*Required task*. Convert everything from the start of the data down to and including the line that contains "y-tick-label: 15 <box>14 104 33 125</box>" into a numbered list, leaving out any blank lines.

*Supplied data*.
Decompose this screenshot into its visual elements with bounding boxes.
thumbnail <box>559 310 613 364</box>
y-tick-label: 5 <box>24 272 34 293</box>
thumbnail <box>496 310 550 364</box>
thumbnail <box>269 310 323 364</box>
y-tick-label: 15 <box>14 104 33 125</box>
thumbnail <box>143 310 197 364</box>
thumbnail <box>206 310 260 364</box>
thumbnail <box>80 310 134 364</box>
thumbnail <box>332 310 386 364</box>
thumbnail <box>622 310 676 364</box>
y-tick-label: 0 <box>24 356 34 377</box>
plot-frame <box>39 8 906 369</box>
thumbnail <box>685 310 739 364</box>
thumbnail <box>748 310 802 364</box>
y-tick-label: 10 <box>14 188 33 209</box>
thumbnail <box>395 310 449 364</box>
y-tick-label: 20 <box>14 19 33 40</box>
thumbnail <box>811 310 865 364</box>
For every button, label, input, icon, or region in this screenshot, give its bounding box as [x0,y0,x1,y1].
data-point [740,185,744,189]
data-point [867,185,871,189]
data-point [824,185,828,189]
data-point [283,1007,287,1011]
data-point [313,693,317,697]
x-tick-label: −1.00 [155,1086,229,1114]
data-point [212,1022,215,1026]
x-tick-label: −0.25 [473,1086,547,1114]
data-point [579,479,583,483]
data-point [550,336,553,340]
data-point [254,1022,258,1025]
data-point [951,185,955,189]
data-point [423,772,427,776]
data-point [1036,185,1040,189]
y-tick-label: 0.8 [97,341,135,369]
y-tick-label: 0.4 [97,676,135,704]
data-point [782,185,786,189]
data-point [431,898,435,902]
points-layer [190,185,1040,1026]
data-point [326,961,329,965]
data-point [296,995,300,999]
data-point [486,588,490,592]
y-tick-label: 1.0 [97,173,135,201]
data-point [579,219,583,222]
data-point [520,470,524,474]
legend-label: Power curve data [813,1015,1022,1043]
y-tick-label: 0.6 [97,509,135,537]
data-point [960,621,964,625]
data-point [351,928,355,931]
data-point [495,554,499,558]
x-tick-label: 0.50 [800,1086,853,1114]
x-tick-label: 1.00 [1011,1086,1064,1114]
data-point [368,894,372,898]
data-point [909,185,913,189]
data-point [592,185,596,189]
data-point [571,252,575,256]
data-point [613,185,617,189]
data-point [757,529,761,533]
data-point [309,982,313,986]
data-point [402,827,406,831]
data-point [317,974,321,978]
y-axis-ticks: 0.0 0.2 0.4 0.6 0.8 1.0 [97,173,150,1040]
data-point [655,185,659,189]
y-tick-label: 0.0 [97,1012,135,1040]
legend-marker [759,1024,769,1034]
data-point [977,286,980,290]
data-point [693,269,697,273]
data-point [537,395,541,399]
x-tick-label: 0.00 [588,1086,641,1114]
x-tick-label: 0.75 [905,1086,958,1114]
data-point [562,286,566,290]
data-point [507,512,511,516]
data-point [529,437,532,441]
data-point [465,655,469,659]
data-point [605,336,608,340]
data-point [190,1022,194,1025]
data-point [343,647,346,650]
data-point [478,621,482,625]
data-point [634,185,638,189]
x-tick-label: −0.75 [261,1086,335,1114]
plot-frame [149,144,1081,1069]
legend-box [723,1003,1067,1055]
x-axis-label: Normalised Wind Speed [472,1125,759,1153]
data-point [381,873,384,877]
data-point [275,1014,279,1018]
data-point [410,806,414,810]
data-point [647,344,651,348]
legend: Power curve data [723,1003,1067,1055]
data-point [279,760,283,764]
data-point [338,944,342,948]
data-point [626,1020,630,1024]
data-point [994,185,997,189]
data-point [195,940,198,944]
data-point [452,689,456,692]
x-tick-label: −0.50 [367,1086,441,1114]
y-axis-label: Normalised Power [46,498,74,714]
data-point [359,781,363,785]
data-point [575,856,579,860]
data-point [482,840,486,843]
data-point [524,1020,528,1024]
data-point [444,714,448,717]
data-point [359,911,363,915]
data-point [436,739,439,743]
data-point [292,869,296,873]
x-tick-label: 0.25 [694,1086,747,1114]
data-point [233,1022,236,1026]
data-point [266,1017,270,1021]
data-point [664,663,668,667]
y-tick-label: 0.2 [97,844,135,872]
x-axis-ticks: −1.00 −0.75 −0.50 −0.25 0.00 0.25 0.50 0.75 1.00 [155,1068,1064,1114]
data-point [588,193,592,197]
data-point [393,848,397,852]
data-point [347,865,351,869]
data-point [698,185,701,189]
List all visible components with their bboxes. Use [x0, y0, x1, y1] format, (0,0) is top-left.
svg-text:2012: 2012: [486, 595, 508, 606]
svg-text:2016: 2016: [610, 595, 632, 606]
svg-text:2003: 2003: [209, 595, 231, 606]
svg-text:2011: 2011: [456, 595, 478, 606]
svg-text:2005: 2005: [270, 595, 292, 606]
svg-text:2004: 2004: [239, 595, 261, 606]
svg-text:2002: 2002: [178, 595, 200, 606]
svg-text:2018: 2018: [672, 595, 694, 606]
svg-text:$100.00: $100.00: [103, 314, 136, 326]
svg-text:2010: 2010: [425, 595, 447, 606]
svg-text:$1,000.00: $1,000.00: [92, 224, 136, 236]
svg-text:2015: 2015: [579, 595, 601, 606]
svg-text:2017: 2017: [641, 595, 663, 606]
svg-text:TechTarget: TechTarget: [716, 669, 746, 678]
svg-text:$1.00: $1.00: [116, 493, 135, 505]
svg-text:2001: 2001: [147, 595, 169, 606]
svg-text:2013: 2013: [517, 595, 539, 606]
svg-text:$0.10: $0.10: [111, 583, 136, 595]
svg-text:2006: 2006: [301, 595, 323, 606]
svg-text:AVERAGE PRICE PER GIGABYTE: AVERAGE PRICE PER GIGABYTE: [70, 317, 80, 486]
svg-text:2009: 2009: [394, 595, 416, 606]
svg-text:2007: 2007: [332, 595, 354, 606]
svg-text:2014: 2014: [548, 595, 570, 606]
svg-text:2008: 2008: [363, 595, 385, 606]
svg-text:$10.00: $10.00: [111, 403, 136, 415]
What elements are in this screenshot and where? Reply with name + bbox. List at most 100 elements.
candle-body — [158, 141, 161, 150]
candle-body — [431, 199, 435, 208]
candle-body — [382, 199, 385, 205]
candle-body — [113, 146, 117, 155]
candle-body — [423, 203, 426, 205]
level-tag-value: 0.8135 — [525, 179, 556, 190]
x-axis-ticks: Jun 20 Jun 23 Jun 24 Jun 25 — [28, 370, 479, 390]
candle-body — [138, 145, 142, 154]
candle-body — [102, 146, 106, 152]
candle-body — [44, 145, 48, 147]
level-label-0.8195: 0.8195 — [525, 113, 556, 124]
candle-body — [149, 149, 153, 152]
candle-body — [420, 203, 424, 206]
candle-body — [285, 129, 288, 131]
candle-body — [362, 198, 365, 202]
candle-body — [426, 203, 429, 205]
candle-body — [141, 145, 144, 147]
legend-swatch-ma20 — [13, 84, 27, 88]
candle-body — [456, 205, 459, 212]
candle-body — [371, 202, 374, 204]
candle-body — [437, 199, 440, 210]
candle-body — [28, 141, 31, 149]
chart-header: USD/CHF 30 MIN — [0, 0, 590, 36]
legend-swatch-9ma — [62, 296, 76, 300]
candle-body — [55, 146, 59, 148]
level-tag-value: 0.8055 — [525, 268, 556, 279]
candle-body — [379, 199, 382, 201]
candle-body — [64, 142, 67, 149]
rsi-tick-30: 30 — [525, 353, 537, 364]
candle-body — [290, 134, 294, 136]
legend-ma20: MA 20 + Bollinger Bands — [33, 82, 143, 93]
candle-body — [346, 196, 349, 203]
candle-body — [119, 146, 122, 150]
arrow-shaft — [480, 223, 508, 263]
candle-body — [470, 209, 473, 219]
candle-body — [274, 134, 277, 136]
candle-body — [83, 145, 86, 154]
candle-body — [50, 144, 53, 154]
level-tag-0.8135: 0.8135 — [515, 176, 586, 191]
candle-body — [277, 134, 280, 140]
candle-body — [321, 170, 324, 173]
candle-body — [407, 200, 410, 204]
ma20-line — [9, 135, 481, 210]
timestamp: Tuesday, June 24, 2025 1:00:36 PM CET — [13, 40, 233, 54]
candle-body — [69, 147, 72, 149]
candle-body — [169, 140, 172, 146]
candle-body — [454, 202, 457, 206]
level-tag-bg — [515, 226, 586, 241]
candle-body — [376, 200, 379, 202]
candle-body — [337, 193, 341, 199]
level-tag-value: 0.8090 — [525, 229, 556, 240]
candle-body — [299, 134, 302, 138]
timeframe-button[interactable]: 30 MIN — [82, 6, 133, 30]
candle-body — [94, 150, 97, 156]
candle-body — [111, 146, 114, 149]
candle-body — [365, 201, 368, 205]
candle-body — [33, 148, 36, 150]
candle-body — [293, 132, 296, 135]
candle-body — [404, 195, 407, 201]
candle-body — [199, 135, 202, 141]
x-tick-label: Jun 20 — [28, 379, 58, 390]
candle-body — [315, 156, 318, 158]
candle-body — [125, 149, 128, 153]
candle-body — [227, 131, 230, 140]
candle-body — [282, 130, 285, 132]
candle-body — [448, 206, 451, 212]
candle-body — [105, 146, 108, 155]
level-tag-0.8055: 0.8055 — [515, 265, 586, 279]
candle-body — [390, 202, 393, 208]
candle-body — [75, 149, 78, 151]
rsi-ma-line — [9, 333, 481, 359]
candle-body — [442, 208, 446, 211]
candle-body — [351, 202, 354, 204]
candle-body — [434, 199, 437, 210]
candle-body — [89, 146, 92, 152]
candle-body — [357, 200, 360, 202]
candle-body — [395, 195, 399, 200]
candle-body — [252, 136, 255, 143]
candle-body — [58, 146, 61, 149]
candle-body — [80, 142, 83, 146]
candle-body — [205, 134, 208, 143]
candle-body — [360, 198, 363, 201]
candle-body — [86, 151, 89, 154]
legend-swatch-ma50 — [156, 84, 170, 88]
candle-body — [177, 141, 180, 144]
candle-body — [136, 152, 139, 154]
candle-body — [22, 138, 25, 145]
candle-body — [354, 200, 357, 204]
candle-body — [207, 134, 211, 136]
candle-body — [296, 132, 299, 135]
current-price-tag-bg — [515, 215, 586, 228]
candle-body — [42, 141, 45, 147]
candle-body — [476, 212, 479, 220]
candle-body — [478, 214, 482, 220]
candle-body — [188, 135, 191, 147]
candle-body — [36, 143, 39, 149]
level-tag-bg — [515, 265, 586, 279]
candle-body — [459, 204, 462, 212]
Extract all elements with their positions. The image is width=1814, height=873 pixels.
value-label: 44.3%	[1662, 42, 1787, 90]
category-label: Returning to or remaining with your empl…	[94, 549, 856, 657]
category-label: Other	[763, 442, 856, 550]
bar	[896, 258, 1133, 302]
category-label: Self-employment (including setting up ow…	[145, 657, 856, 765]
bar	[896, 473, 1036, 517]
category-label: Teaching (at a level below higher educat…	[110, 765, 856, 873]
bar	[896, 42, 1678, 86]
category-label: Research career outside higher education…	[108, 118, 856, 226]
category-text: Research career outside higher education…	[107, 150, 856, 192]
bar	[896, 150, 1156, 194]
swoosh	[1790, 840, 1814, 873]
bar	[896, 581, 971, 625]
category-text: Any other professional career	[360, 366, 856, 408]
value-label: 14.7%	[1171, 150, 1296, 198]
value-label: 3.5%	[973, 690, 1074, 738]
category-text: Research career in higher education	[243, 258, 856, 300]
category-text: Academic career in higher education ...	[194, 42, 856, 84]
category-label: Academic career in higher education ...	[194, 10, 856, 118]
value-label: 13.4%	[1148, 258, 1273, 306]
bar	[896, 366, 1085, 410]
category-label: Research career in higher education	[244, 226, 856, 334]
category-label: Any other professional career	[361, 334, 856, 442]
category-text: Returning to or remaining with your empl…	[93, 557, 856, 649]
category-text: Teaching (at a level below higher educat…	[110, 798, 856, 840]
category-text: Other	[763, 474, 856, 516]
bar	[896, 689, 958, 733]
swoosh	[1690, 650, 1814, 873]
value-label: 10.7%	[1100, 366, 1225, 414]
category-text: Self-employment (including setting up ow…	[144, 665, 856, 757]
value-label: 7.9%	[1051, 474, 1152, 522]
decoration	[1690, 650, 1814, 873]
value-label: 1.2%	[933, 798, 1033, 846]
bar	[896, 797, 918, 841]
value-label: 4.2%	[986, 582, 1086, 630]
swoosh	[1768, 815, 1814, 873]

*Answer to this task*.
1. Decompose this screenshot into its visual elements with bounding boxes.
2. thumbnail <box>559 310 613 364</box>
3. y-tick-label: 5 <box>24 272 34 293</box>
4. thumbnail <box>496 310 550 364</box>
5. thumbnail <box>269 310 323 364</box>
6. y-tick-label: 15 <box>14 104 33 125</box>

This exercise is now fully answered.